§ **PROBLEM REQUIREMENTS**: Return each line of the material verbatim.

§ **Stored data entries**:
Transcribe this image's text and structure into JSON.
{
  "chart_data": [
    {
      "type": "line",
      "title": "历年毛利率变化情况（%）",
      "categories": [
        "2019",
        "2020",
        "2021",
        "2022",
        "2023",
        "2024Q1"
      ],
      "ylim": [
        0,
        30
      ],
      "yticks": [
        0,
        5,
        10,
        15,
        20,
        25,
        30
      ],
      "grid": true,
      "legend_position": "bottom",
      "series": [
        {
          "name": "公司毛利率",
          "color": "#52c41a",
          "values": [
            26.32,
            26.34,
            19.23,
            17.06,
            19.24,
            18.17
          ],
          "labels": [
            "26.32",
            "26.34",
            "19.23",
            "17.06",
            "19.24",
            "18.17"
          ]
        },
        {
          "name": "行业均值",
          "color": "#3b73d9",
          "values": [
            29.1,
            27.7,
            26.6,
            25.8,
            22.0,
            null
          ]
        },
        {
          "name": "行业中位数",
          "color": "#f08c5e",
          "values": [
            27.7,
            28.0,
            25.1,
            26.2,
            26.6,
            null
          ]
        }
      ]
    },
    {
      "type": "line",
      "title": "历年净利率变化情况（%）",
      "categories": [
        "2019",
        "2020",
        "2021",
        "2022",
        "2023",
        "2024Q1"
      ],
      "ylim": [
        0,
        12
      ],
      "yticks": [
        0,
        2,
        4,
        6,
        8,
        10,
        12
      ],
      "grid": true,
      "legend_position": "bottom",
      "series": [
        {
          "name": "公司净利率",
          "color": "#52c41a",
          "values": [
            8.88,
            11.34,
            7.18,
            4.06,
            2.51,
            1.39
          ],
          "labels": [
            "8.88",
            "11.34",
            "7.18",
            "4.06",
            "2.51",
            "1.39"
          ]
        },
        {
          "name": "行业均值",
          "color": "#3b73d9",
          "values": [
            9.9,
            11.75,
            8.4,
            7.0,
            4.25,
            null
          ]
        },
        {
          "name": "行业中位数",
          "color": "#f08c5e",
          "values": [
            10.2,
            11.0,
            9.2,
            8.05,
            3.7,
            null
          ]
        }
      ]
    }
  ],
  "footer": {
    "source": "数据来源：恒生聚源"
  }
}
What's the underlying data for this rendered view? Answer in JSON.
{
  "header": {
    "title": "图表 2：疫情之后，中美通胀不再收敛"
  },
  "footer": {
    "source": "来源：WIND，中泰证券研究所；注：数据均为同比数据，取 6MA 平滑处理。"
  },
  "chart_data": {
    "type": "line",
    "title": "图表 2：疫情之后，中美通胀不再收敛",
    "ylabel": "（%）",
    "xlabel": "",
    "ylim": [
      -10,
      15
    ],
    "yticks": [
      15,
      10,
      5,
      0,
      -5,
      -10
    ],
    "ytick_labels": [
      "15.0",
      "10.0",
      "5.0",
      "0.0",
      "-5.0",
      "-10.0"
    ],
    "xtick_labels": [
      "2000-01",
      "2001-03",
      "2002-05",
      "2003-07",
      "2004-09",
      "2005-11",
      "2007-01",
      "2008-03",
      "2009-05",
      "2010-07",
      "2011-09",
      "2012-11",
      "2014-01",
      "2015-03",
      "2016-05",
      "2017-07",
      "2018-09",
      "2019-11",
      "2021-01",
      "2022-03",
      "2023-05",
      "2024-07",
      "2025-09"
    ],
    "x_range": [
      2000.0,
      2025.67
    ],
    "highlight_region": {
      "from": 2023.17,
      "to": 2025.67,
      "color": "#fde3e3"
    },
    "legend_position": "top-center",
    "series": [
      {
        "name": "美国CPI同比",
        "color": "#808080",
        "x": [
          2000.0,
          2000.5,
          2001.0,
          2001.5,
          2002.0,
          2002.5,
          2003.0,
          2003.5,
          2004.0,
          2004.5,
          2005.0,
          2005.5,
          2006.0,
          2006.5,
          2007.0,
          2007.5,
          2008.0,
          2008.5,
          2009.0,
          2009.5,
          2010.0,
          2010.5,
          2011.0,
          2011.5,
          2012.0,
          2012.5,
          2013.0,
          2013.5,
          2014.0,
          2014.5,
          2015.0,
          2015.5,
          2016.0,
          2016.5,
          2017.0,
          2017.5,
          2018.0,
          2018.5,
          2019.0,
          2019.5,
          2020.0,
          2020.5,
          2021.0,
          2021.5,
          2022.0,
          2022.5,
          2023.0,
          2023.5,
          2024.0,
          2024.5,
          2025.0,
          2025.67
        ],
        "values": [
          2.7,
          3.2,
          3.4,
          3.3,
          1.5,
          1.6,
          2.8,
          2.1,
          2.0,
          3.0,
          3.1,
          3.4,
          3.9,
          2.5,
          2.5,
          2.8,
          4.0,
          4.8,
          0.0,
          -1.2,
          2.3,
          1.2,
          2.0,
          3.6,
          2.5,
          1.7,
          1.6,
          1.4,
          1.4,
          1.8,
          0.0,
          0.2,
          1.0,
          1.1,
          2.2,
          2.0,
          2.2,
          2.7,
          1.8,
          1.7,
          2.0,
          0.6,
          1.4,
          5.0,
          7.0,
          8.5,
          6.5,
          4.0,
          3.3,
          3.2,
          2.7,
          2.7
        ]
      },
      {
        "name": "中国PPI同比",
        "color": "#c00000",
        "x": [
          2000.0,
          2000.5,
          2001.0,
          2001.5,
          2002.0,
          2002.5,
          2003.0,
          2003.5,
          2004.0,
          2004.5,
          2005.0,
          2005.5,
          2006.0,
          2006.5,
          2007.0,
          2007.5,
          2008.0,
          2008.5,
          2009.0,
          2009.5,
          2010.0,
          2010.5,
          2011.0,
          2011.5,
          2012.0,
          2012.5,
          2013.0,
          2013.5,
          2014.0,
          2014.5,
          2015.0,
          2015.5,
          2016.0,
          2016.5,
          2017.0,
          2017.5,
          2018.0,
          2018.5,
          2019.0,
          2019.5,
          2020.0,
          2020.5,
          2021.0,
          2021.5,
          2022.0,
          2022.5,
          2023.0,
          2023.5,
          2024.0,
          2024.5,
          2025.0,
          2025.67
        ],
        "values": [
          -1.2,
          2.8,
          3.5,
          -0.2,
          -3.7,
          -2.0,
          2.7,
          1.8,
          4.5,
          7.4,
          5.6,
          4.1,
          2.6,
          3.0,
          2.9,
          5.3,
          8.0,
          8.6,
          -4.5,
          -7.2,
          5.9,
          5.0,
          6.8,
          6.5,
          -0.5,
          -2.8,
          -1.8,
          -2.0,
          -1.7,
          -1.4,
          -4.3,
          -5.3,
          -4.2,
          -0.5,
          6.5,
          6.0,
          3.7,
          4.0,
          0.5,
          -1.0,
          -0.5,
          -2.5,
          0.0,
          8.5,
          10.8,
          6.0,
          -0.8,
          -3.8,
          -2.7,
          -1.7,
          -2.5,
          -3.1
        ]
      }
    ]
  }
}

§ **CORRECT RESPONSE**:
Transcribe this image's text and structure into JSON.
{
  "chart_data": [
    {
      "type": "line",
      "title": "历年毛利率变化情况（%）",
      "categories": [
        "2019",
        "2020",
        "2021",
        "2022",
        "2023",
        "2024Q1"
      ],
      "ylim": [
        0,
        30
      ],
      "yticks": [
        0,
        5,
        10,
        15,
        20,
        25,
        30
      ],
      "grid": true,
      "legend_position": "bottom",
      "series": [
        {
          "name": "公司毛利率",
          "color": "#52c41a",
          "values": [
            26.32,
            26.34,
            19.23,
            17.06,
            19.24,
            18.17
          ],
          "labels": [
            "26.32",
            "26.34",
            "19.23",
            "17.06",
            "19.24",
            "18.17"
          ]
        },
        {
          "name": "行业均值",
          "color": "#3b73d9",
          "values": [
            29.1,
            27.7,
            26.6,
            25.8,
            22.0,
            null
          ]
        },
        {
          "name": "行业中位数",
          "color": "#f08c5e",
          "values": [
            27.7,
            28.0,
            25.1,
            26.2,
            26.6,
            null
          ]
        }
      ]
    },
    {
      "type": "line",
      "title": "历年净利率变化情况（%）",
      "categories": [
        "2019",
        "2020",
        "2021",
        "2022",
        "2023",
        "2024Q1"
      ],
      "ylim": [
        0,
        12
      ],
      "yticks": [
        0,
        2,
        4,
        6,
        8,
        10,
        12
      ],
      "grid": true,
      "legend_position": "bottom",
      "series": [
        {
          "name": "公司净利率",
          "color": "#52c41a",
          "values": [
            8.88,
            11.34,
            7.18,
            4.06,
            2.51,
            1.39
          ],
          "labels": [
            "8.88",
            "11.34",
            "7.18",
            "4.06",
            "2.51",
            "1.39"
          ]
        },
        {
          "name": "行业均值",
          "color": "#3b73d9",
          "values": [
            9.9,
            11.75,
            8.4,
            7.0,
            4.25,
            null
          ]
        },
        {
          "name": "行业中位数",
          "color": "#f08c5e",
          "values": [
            10.2,
            11.0,
            9.2,
            8.05,
            3.7,
            null
          ]
        }
      ]
    }
  ],
  "footer": {
    "source": "数据来源：恒生聚源"
  }
}
What's the underlying data for this rendered view? Answer in JSON.
{
  "header": {
    "title": "图表 2：疫情之后，中美通胀不再收敛"
  },
  "footer": {
    "source": "来源：WIND，中泰证券研究所；注：数据均为同比数据，取 6MA 平滑处理。"
  },
  "chart_data": {
    "type": "line",
    "title": "图表 2：疫情之后，中美通胀不再收敛",
    "ylabel": "（%）",
    "xlabel": "",
    "ylim": [
      -10,
      15
    ],
    "yticks": [
      15,
      10,
      5,
      0,
      -5,
      -10
    ],
    "ytick_labels": [
      "15.0",
      "10.0",
      "5.0",
      "0.0",
      "-5.0",
      "-10.0"
    ],
    "xtick_labels": [
      "2000-01",
      "2001-03",
      "2002-05",
      "2003-07",
      "2004-09",
      "2005-11",
      "2007-01",
      "2008-03",
      "2009-05",
      "2010-07",
      "2011-09",
      "2012-11",
      "2014-01",
      "2015-03",
      "2016-05",
      "2017-07",
      "2018-09",
      "2019-11",
      "2021-01",
      "2022-03",
      "2023-05",
      "2024-07",
      "2025-09"
    ],
    "x_range": [
      2000.0,
      2025.67
    ],
    "highlight_region": {
      "from": 2023.17,
      "to": 2025.67,
      "color": "#fde3e3"
    },
    "legend_position": "top-center",
    "series": [
      {
        "name": "美国CPI同比",
        "color": "#808080",
        "x": [
          2000.0,
          2000.5,
          2001.0,
          2001.5,
          2002.0,
          2002.5,
          2003.0,
          2003.5,
          2004.0,
          2004.5,
          2005.0,
          2005.5,
          2006.0,
          2006.5,
          2007.0,
          2007.5,
          2008.0,
          2008.5,
          2009.0,
          2009.5,
          2010.0,
          2010.5,
          2011.0,
          2011.5,
          2012.0,
          2012.5,
          2013.0,
          2013.5,
          2014.0,
          2014.5,
          2015.0,
          2015.5,
          2016.0,
          2016.5,
          2017.0,
          2017.5,
          2018.0,
          2018.5,
          2019.0,
          2019.5,
          2020.0,
          2020.5,
          2021.0,
          2021.5,
          2022.0,
          2022.5,
          2023.0,
          2023.5,
          2024.0,
          2024.5,
          2025.0,
          2025.67
        ],
        "values": [
          2.7,
          3.2,
          3.4,
          3.3,
          1.5,
          1.6,
          2.8,
          2.1,
          2.0,
          3.0,
          3.1,
          3.4,
          3.9,
          2.5,
          2.5,
          2.8,
          4.0,
          4.8,
          0.0,
          -1.2,
          2.3,
          1.2,
          2.0,
          3.6,
          2.5,
          1.7,
          1.6,
          1.4,
          1.4,
          1.8,
          0.0,
          0.2,
          1.0,
          1.1,
          2.2,
          2.0,
          2.2,
          2.7,
          1.8,
          1.7,
          2.0,
          0.6,
          1.4,
          5.0,
          7.0,
          8.5,
          6.5,
          4.0,
          3.3,
          3.2,
          2.7,
          2.7
        ]
      },
      {
        "name": "中国PPI同比",
        "color": "#c00000",
        "x": [
          2000.0,
          2000.5,
          2001.0,
          2001.5,
          2002.0,
          2002.5,
          2003.0,
          2003.5,
          2004.0,
          2004.5,
          2005.0,
          2005.5,
          2006.0,
          2006.5,
          2007.0,
          2007.5,
          2008.0,
          2008.5,
          2009.0,
          2009.5,
          2010.0,
          2010.5,
          2011.0,
          2011.5,
          2012.0,
          2012.5,
          2013.0,
          2013.5,
          2014.0,
          2014.5,
          2015.0,
          2015.5,
          2016.0,
          2016.5,
          2017.0,
          2017.5,
          2018.0,
          2018.5,
          2019.0,
          2019.5,
          2020.0,
          2020.5,
          2021.0,
          2021.5,
          2022.0,
          2022.5,
          2023.0,
          2023.5,
          2024.0,
          2024.5,
          2025.0,
          2025.67
        ],
        "values": [
          -1.2,
          2.8,
          3.5,
          -0.2,
          -3.7,
          -2.0,
          2.7,
          1.8,
          4.5,
          7.4,
          5.6,
          4.1,
          2.6,
          3.0,
          2.9,
          5.3,
          8.0,
          8.6,
          -4.5,
          -7.2,
          5.9,
          5.0,
          6.8,
          6.5,
          -0.5,
          -2.8,
          -1.8,
          -2.0,
          -1.7,
          -1.4,
          -4.3,
          -5.3,
          -4.2,
          -0.5,
          6.5,
          6.0,
          3.7,
          4.0,
          0.5,
          -1.0,
          -0.5,
          -2.5,
          0.0,
          8.5,
          10.8,
          6.0,
          -0.8,
          -3.8,
          -2.7,
          -1.7,
          -2.5,
          -3.1
        ]
      }
    ]
  }
}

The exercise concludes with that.